• [DIRECTION]: Reproduce precisely the lines of the material below from the line containing "Extract the structured" up to and including its last line. Pictures must not be copied.

[Collection entries]

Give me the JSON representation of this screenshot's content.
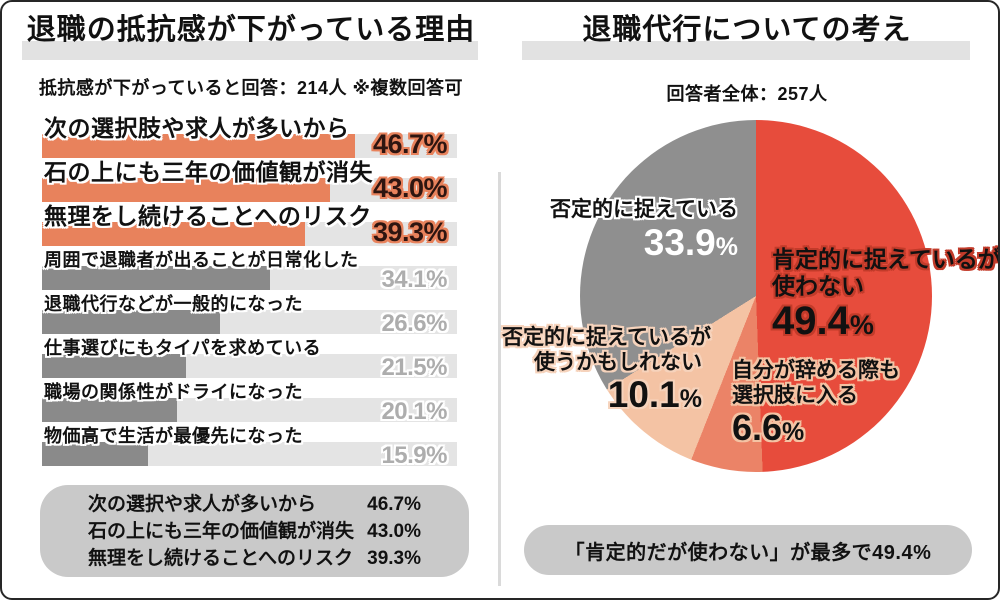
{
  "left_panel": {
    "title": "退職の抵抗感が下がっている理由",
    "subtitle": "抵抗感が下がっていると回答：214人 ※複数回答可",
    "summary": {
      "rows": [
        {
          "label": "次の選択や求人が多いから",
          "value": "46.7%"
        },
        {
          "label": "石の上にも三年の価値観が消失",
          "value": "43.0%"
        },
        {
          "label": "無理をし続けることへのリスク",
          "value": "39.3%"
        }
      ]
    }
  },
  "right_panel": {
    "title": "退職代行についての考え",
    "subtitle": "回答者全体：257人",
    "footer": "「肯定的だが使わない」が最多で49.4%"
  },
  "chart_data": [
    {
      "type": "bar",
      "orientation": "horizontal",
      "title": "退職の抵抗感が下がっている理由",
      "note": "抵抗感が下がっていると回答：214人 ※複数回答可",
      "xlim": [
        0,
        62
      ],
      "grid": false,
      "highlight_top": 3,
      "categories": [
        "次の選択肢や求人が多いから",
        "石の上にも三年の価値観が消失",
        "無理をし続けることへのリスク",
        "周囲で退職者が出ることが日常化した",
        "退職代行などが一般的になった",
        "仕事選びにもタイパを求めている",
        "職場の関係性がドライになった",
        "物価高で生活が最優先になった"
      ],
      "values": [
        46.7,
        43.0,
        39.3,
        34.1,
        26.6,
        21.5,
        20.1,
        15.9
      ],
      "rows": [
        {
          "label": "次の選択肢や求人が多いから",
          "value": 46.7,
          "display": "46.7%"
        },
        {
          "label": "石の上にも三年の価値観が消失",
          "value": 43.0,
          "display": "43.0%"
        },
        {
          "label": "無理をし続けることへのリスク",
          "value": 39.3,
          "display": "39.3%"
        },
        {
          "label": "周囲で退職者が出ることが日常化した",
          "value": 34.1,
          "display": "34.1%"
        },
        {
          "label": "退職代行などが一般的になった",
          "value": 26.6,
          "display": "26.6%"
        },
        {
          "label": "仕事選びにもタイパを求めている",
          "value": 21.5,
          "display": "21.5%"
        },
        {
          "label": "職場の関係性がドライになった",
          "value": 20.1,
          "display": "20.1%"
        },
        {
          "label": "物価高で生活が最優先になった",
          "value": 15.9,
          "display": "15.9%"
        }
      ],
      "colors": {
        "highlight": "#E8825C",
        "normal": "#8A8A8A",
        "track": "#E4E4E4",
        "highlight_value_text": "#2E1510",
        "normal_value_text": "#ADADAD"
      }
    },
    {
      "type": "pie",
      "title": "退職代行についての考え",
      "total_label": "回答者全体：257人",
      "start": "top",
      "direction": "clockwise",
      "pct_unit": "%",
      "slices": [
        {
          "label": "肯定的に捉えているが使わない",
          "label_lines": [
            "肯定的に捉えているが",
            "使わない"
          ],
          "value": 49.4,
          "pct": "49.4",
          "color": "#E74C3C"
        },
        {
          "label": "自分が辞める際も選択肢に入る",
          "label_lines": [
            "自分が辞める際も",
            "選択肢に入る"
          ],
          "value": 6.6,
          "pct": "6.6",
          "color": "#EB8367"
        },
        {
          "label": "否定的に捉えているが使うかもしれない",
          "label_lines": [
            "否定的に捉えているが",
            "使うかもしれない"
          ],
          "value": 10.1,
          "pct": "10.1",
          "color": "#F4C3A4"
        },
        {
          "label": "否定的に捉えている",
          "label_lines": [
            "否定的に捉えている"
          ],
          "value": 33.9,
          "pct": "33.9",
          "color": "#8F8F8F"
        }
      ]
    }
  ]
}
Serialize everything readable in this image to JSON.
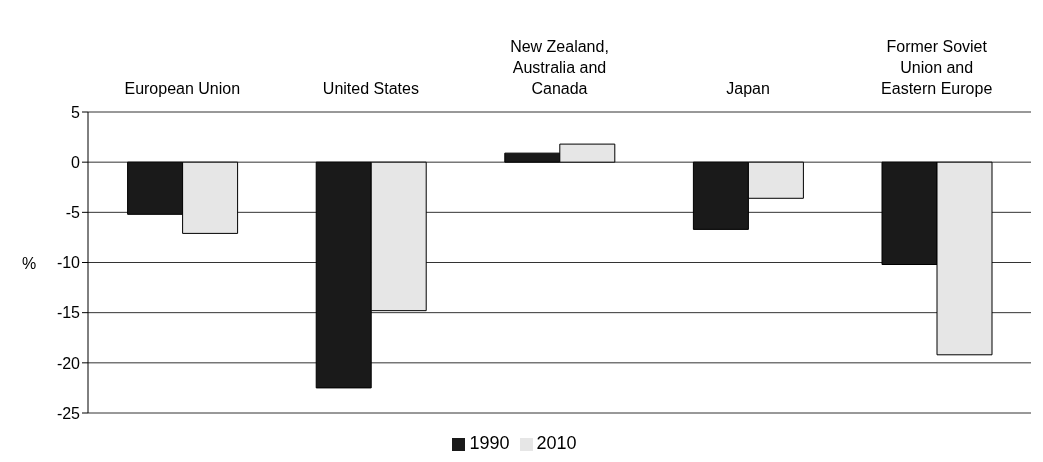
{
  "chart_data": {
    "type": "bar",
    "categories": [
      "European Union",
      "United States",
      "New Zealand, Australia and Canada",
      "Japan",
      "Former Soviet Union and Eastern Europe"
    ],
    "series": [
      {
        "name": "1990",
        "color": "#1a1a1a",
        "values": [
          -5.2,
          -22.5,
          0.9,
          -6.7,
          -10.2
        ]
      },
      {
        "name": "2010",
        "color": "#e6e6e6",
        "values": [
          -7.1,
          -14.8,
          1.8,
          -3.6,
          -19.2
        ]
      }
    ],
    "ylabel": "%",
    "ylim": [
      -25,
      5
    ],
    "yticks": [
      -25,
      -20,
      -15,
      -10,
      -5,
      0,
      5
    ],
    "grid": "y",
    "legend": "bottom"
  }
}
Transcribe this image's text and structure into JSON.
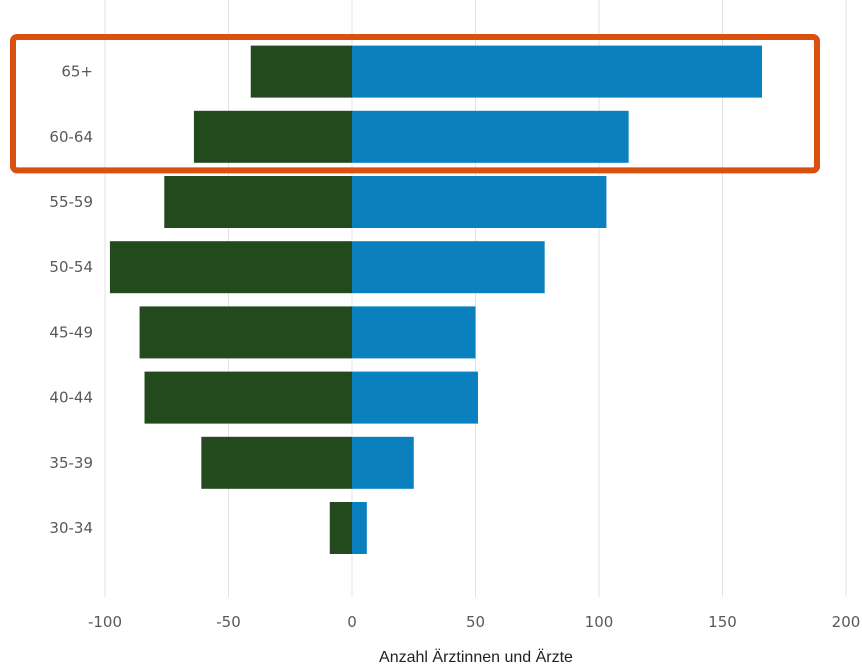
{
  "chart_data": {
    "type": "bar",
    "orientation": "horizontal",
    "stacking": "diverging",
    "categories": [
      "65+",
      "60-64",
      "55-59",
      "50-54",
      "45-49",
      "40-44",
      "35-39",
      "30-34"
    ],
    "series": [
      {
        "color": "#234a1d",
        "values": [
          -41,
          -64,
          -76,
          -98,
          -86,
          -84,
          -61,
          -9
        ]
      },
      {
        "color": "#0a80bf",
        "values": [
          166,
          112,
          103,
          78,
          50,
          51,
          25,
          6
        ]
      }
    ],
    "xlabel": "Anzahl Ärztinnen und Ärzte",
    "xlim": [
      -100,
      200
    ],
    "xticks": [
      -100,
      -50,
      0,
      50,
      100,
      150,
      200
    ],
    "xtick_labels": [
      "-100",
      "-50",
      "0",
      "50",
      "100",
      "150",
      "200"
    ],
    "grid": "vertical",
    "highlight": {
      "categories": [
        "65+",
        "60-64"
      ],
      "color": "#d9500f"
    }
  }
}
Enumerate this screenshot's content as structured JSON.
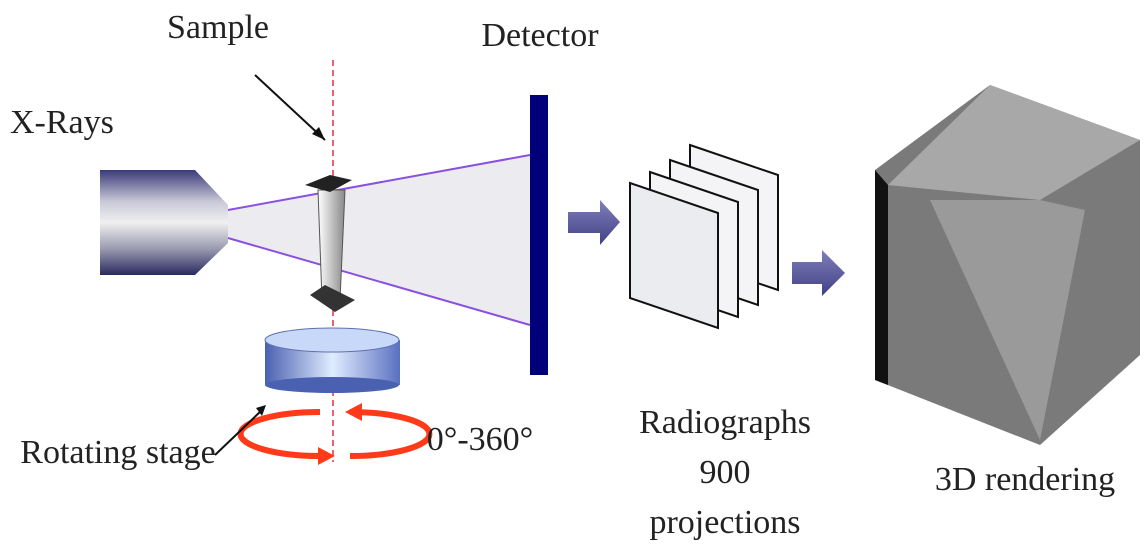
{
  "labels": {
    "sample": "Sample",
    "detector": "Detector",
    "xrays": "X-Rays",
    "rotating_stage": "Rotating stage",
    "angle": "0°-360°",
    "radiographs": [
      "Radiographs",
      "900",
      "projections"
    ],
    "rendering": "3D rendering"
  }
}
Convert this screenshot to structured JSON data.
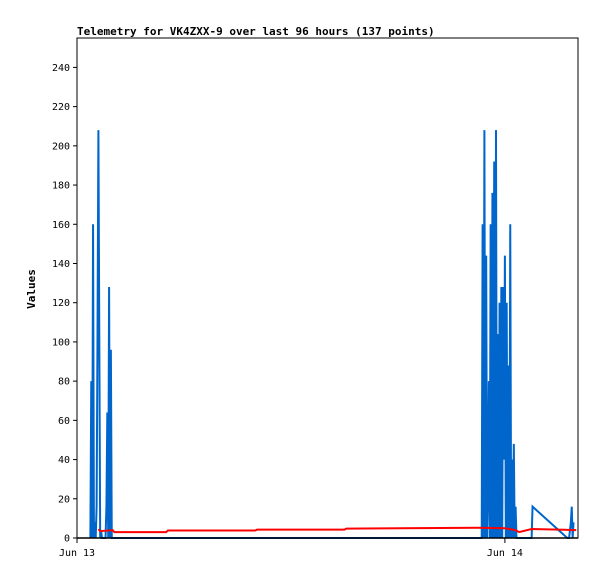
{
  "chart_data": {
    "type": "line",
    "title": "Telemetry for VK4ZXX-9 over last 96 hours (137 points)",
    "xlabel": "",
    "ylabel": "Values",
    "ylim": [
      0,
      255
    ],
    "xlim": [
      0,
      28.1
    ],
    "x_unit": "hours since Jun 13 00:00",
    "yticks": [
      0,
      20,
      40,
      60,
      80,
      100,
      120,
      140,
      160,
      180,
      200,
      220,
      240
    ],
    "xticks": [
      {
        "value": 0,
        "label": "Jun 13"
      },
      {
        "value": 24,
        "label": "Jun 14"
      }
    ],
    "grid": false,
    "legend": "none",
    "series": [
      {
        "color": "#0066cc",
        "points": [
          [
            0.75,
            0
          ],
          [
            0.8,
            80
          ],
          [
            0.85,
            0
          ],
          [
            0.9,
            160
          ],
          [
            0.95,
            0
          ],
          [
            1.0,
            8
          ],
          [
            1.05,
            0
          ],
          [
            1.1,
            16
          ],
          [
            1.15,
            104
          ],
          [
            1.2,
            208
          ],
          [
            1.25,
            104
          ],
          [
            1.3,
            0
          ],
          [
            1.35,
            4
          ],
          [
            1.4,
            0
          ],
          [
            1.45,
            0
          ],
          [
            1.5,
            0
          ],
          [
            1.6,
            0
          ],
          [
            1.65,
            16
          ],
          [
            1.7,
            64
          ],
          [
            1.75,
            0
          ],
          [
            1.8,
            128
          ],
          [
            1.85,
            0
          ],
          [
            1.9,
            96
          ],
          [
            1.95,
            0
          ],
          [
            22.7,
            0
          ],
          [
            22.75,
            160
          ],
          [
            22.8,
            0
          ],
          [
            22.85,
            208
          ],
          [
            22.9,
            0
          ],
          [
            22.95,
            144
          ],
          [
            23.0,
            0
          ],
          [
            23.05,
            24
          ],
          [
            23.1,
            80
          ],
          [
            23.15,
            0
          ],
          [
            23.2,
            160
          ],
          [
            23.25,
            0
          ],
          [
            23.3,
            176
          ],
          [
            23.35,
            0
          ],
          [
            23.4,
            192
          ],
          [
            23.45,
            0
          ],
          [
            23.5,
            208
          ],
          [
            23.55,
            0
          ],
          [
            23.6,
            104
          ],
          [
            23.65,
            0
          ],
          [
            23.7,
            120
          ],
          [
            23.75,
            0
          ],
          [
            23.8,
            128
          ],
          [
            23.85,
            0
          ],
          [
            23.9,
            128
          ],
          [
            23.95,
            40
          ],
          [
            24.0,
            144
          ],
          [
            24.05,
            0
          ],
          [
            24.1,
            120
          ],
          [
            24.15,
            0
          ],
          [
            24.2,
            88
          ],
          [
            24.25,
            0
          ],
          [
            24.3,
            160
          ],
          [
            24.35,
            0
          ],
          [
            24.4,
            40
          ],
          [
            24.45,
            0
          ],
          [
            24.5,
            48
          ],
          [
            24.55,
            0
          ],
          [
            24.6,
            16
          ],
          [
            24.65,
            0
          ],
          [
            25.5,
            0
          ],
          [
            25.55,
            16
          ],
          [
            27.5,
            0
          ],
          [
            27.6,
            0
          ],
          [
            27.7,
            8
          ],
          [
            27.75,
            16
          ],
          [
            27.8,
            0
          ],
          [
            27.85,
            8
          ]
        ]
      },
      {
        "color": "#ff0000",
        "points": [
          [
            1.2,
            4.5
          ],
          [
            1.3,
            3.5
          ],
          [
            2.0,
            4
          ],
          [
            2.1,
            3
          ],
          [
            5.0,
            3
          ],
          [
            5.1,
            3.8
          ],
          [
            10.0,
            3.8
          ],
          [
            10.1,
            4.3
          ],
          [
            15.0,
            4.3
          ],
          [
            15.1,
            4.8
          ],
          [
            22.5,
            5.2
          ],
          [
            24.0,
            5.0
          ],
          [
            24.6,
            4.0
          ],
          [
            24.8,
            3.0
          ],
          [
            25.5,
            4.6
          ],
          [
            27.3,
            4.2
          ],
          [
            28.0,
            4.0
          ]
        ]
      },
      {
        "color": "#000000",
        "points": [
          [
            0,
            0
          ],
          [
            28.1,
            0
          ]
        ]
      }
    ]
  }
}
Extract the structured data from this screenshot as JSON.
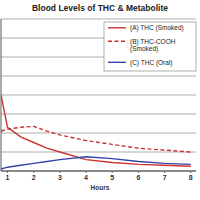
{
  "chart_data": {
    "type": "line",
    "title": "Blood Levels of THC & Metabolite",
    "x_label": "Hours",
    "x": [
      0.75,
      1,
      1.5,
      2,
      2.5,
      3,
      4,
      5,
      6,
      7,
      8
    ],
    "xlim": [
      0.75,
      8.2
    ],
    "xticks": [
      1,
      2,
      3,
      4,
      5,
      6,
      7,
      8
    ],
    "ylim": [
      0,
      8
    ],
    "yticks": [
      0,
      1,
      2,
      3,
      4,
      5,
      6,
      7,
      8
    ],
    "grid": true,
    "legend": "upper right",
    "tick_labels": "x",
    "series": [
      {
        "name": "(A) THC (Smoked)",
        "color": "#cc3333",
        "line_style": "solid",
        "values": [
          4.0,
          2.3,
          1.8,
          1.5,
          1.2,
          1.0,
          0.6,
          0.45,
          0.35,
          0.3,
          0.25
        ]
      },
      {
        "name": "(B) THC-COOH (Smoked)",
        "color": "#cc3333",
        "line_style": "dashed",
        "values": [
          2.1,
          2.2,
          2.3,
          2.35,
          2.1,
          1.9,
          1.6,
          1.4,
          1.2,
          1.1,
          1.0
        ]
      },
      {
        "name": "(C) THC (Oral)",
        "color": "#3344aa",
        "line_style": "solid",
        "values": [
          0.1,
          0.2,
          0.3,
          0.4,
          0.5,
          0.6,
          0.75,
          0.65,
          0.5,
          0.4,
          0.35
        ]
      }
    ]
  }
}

• [EXPECTED ANSWER]:
Extract the structured data from this screenshot as JSON.
{
  "chart_data": {
    "type": "line",
    "title": "Blood Levels of THC & Metabolite",
    "x_label": "Hours",
    "x": [
      0.75,
      1,
      1.5,
      2,
      2.5,
      3,
      4,
      5,
      6,
      7,
      8
    ],
    "xlim": [
      0.75,
      8.2
    ],
    "xticks": [
      1,
      2,
      3,
      4,
      5,
      6,
      7,
      8
    ],
    "ylim": [
      0,
      8
    ],
    "yticks": [
      0,
      1,
      2,
      3,
      4,
      5,
      6,
      7,
      8
    ],
    "grid": true,
    "legend": "upper right",
    "tick_labels": "x",
    "series": [
      {
        "name": "(A) THC (Smoked)",
        "color": "#cc3333",
        "line_style": "solid",
        "values": [
          4.0,
          2.3,
          1.8,
          1.5,
          1.2,
          1.0,
          0.6,
          0.45,
          0.35,
          0.3,
          0.25
        ]
      },
      {
        "name": "(B) THC-COOH (Smoked)",
        "color": "#cc3333",
        "line_style": "dashed",
        "values": [
          2.1,
          2.2,
          2.3,
          2.35,
          2.1,
          1.9,
          1.6,
          1.4,
          1.2,
          1.1,
          1.0
        ]
      },
      {
        "name": "(C) THC (Oral)",
        "color": "#3344aa",
        "line_style": "solid",
        "values": [
          0.1,
          0.2,
          0.3,
          0.4,
          0.5,
          0.6,
          0.75,
          0.65,
          0.5,
          0.4,
          0.35
        ]
      }
    ]
  }
}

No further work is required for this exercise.